Element boundary records
+++

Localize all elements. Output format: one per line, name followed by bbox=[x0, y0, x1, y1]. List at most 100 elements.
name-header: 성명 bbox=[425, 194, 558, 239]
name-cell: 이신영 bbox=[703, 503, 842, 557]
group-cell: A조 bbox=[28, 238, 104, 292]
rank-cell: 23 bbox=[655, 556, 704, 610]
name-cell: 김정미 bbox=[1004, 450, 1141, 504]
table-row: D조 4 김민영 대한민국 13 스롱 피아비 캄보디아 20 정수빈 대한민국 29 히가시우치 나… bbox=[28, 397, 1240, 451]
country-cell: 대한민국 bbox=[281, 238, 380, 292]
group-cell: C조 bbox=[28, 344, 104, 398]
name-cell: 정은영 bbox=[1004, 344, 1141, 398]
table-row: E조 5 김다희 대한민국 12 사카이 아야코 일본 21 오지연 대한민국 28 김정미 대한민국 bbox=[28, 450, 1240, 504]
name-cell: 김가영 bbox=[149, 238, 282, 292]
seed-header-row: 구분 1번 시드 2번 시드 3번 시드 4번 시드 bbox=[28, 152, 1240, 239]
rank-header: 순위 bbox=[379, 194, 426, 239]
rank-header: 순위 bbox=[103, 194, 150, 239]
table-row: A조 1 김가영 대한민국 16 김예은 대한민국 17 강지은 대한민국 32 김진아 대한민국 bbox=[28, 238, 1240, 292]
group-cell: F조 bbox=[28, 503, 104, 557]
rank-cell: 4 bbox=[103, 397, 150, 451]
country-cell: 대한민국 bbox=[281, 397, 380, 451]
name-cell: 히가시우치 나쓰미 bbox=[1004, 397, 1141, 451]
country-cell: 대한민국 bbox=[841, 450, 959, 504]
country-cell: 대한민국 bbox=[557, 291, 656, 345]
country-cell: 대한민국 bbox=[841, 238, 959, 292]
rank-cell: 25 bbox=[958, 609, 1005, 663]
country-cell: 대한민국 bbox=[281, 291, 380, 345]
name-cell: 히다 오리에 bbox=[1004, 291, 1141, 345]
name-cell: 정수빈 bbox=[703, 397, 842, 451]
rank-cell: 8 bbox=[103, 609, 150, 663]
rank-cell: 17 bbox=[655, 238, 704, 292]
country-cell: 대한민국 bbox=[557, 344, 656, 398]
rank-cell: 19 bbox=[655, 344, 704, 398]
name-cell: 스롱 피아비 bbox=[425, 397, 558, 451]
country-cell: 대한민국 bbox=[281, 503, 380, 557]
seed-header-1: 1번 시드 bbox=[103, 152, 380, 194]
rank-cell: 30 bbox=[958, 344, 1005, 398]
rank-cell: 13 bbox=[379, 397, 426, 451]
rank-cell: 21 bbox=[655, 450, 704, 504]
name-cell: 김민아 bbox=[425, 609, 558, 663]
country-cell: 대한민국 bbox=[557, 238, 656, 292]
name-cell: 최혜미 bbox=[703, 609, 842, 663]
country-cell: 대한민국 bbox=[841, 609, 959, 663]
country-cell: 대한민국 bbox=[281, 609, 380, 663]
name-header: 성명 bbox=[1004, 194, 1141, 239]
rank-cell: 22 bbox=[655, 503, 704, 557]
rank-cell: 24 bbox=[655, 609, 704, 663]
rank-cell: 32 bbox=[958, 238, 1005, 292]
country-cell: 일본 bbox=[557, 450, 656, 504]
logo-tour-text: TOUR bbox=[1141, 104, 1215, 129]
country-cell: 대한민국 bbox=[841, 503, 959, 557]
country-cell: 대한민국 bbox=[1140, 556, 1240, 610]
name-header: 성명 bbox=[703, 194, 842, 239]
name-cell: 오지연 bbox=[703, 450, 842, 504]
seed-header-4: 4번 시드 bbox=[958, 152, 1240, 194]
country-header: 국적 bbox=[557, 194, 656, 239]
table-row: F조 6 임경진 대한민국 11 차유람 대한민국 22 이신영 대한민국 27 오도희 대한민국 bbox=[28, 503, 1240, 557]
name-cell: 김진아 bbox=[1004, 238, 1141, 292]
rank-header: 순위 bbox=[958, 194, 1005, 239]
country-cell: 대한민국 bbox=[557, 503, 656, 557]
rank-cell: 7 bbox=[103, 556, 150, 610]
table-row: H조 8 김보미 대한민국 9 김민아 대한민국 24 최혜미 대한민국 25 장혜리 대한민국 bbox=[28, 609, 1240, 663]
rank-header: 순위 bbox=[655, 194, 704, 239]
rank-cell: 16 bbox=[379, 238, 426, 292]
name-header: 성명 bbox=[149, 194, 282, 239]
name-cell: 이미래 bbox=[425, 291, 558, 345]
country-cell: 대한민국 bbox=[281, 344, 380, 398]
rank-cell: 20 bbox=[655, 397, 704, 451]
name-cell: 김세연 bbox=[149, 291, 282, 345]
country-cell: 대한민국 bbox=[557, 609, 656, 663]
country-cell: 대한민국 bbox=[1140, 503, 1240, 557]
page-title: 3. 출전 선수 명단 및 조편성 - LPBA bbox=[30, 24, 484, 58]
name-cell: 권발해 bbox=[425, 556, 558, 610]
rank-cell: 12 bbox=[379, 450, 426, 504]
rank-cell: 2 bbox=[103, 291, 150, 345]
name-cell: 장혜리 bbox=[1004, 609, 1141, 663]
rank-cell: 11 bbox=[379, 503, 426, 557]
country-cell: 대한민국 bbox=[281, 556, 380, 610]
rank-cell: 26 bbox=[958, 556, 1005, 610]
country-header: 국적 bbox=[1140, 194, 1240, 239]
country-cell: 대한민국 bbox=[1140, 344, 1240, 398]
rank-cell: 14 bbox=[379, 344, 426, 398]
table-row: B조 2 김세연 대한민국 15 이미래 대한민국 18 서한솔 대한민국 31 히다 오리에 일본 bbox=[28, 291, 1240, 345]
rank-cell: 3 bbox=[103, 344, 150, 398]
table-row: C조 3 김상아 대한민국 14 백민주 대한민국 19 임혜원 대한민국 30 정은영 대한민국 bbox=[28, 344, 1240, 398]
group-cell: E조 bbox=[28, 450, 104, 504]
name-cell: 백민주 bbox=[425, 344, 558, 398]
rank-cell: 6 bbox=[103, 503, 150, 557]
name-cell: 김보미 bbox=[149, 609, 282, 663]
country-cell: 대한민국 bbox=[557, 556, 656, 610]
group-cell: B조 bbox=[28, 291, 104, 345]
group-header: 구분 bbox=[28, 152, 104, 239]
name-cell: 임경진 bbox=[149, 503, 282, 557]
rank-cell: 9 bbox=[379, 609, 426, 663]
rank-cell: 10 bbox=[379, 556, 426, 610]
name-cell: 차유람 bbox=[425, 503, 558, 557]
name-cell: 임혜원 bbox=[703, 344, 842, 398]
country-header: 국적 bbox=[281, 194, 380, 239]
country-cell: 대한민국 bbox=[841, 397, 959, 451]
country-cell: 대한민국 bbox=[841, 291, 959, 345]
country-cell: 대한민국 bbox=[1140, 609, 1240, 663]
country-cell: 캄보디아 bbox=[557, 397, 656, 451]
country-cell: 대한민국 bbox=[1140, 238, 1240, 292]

+++

Return every line of the data above unchanged, character for character.

Localize all elements. Output format: one per line, name followed by bbox=[x0, y0, x1, y1]. List at most 100 elements.
name-header: 성명 bbox=[425, 194, 558, 239]
name-cell: 이신영 bbox=[703, 503, 842, 557]
group-cell: A조 bbox=[28, 238, 104, 292]
rank-cell: 23 bbox=[655, 556, 704, 610]
name-cell: 김정미 bbox=[1004, 450, 1141, 504]
table-row: D조 4 김민영 대한민국 13 스롱 피아비 캄보디아 20 정수빈 대한민국 29 히가시우치 나… bbox=[28, 397, 1240, 451]
country-cell: 대한민국 bbox=[281, 238, 380, 292]
group-cell: C조 bbox=[28, 344, 104, 398]
name-cell: 정은영 bbox=[1004, 344, 1141, 398]
table-row: E조 5 김다희 대한민국 12 사카이 아야코 일본 21 오지연 대한민국 28 김정미 대한민국 bbox=[28, 450, 1240, 504]
name-cell: 김가영 bbox=[149, 238, 282, 292]
seed-header-row: 구분 1번 시드 2번 시드 3번 시드 4번 시드 bbox=[28, 152, 1240, 239]
rank-header: 순위 bbox=[379, 194, 426, 239]
rank-header: 순위 bbox=[103, 194, 150, 239]
table-row: A조 1 김가영 대한민국 16 김예은 대한민국 17 강지은 대한민국 32 김진아 대한민국 bbox=[28, 238, 1240, 292]
group-cell: F조 bbox=[28, 503, 104, 557]
rank-cell: 4 bbox=[103, 397, 150, 451]
country-cell: 대한민국 bbox=[281, 397, 380, 451]
name-cell: 히가시우치 나쓰미 bbox=[1004, 397, 1141, 451]
country-cell: 대한민국 bbox=[841, 450, 959, 504]
country-cell: 대한민국 bbox=[557, 291, 656, 345]
country-cell: 대한민국 bbox=[841, 238, 959, 292]
rank-cell: 25 bbox=[958, 609, 1005, 663]
country-cell: 대한민국 bbox=[281, 291, 380, 345]
name-cell: 히다 오리에 bbox=[1004, 291, 1141, 345]
name-cell: 정수빈 bbox=[703, 397, 842, 451]
rank-cell: 8 bbox=[103, 609, 150, 663]
rank-cell: 17 bbox=[655, 238, 704, 292]
country-cell: 대한민국 bbox=[557, 344, 656, 398]
rank-cell: 19 bbox=[655, 344, 704, 398]
name-cell: 스롱 피아비 bbox=[425, 397, 558, 451]
country-cell: 대한민국 bbox=[281, 503, 380, 557]
seed-header-1: 1번 시드 bbox=[103, 152, 380, 194]
rank-cell: 30 bbox=[958, 344, 1005, 398]
rank-cell: 13 bbox=[379, 397, 426, 451]
rank-cell: 21 bbox=[655, 450, 704, 504]
name-cell: 김민아 bbox=[425, 609, 558, 663]
country-cell: 대한민국 bbox=[557, 238, 656, 292]
name-cell: 최혜미 bbox=[703, 609, 842, 663]
country-cell: 대한민국 bbox=[841, 609, 959, 663]
country-cell: 대한민국 bbox=[281, 609, 380, 663]
name-header: 성명 bbox=[1004, 194, 1141, 239]
rank-cell: 22 bbox=[655, 503, 704, 557]
rank-cell: 24 bbox=[655, 609, 704, 663]
rank-cell: 32 bbox=[958, 238, 1005, 292]
country-cell: 일본 bbox=[557, 450, 656, 504]
logo-tour-text: TOUR bbox=[1141, 104, 1215, 129]
country-cell: 대한민국 bbox=[841, 503, 959, 557]
country-cell: 대한민국 bbox=[1140, 556, 1240, 610]
name-header: 성명 bbox=[703, 194, 842, 239]
name-cell: 오지연 bbox=[703, 450, 842, 504]
seed-header-4: 4번 시드 bbox=[958, 152, 1240, 194]
country-header: 국적 bbox=[557, 194, 656, 239]
table-row: F조 6 임경진 대한민국 11 차유람 대한민국 22 이신영 대한민국 27 오도희 대한민국 bbox=[28, 503, 1240, 557]
name-cell: 김진아 bbox=[1004, 238, 1141, 292]
rank-header: 순위 bbox=[958, 194, 1005, 239]
country-cell: 대한민국 bbox=[557, 503, 656, 557]
rank-cell: 7 bbox=[103, 556, 150, 610]
table-row: H조 8 김보미 대한민국 9 김민아 대한민국 24 최혜미 대한민국 25 장혜리 대한민국 bbox=[28, 609, 1240, 663]
rank-header: 순위 bbox=[655, 194, 704, 239]
rank-cell: 16 bbox=[379, 238, 426, 292]
name-header: 성명 bbox=[149, 194, 282, 239]
name-cell: 이미래 bbox=[425, 291, 558, 345]
country-cell: 대한민국 bbox=[281, 344, 380, 398]
rank-cell: 20 bbox=[655, 397, 704, 451]
name-cell: 김세연 bbox=[149, 291, 282, 345]
country-cell: 대한민국 bbox=[557, 609, 656, 663]
country-cell: 대한민국 bbox=[1140, 503, 1240, 557]
page-title: 3. 출전 선수 명단 및 조편성 - LPBA bbox=[30, 24, 484, 58]
name-cell: 권발해 bbox=[425, 556, 558, 610]
rank-cell: 12 bbox=[379, 450, 426, 504]
rank-cell: 2 bbox=[103, 291, 150, 345]
name-cell: 장혜리 bbox=[1004, 609, 1141, 663]
rank-cell: 11 bbox=[379, 503, 426, 557]
country-cell: 대한민국 bbox=[281, 556, 380, 610]
rank-cell: 26 bbox=[958, 556, 1005, 610]
country-header: 국적 bbox=[1140, 194, 1240, 239]
country-cell: 대한민국 bbox=[1140, 344, 1240, 398]
rank-cell: 14 bbox=[379, 344, 426, 398]
table-row: B조 2 김세연 대한민국 15 이미래 대한민국 18 서한솔 대한민국 31 히다 오리에 일본 bbox=[28, 291, 1240, 345]
rank-cell: 3 bbox=[103, 344, 150, 398]
table-row: C조 3 김상아 대한민국 14 백민주 대한민국 19 임혜원 대한민국 30 정은영 대한민국 bbox=[28, 344, 1240, 398]
group-cell: E조 bbox=[28, 450, 104, 504]
name-cell: 백민주 bbox=[425, 344, 558, 398]
rank-cell: 6 bbox=[103, 503, 150, 557]
name-cell: 김보미 bbox=[149, 609, 282, 663]
country-cell: 대한민국 bbox=[557, 556, 656, 610]
group-cell: B조 bbox=[28, 291, 104, 345]
group-header: 구분 bbox=[28, 152, 104, 239]
name-cell: 임경진 bbox=[149, 503, 282, 557]
rank-cell: 9 bbox=[379, 609, 426, 663]
rank-cell: 10 bbox=[379, 556, 426, 610]
name-cell: 차유람 bbox=[425, 503, 558, 557]
name-cell: 임혜원 bbox=[703, 344, 842, 398]
country-header: 국적 bbox=[281, 194, 380, 239]
country-cell: 대한민국 bbox=[841, 397, 959, 451]
country-cell: 대한민국 bbox=[841, 291, 959, 345]
country-cell: 대한민국 bbox=[1140, 609, 1240, 663]
country-cell: 캄보디아 bbox=[557, 397, 656, 451]
country-cell: 대한민국 bbox=[1140, 238, 1240, 292]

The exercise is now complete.